(Collected data)
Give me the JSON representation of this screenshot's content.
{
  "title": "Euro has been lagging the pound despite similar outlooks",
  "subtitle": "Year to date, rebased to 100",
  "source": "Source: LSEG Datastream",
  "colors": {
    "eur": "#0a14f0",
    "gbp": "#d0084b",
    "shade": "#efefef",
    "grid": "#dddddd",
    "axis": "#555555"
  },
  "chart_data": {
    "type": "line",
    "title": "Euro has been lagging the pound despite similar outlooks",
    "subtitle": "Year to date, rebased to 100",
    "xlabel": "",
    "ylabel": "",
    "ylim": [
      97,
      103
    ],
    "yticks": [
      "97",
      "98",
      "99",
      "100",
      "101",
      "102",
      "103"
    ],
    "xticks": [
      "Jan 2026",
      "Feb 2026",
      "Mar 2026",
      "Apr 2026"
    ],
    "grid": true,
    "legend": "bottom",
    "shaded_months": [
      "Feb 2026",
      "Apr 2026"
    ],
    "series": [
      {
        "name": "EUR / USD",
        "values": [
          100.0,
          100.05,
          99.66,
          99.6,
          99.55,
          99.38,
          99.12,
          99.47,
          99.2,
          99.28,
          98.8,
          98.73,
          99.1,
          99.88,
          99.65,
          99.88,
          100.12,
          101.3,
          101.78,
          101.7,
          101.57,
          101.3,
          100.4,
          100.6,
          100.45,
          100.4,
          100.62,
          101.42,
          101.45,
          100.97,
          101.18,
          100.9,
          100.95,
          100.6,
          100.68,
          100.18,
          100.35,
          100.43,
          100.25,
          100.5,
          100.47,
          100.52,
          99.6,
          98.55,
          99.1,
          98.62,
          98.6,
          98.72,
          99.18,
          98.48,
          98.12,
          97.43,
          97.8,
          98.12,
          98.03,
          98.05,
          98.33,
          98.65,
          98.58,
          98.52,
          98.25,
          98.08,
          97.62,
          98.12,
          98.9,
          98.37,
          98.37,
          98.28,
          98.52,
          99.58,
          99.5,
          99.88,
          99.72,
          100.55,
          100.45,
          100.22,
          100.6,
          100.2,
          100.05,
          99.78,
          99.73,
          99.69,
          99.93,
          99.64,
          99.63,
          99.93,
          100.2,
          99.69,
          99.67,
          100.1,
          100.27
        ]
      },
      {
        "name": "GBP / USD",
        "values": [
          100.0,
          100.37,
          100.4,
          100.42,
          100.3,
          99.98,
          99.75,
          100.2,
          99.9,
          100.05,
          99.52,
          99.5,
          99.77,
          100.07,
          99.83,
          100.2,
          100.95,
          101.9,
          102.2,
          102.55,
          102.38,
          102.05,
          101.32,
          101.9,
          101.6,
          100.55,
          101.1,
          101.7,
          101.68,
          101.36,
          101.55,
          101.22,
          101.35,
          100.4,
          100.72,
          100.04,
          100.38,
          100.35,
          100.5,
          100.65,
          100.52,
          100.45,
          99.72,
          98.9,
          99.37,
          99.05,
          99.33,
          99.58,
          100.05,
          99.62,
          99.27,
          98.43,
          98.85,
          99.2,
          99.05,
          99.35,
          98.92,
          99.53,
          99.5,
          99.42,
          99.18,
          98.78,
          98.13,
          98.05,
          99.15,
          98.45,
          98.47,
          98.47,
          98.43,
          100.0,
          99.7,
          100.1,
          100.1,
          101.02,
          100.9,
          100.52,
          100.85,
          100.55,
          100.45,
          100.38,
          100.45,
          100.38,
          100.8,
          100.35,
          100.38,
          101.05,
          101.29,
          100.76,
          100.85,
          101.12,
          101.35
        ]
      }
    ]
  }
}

### SHORT EXERCISE
Pull out all lines containing "subtitle".

### THE COMPLETED TASK
  "subtitle": "Year to date, rebased to 100",
    "subtitle": "Year to date, rebased to 100",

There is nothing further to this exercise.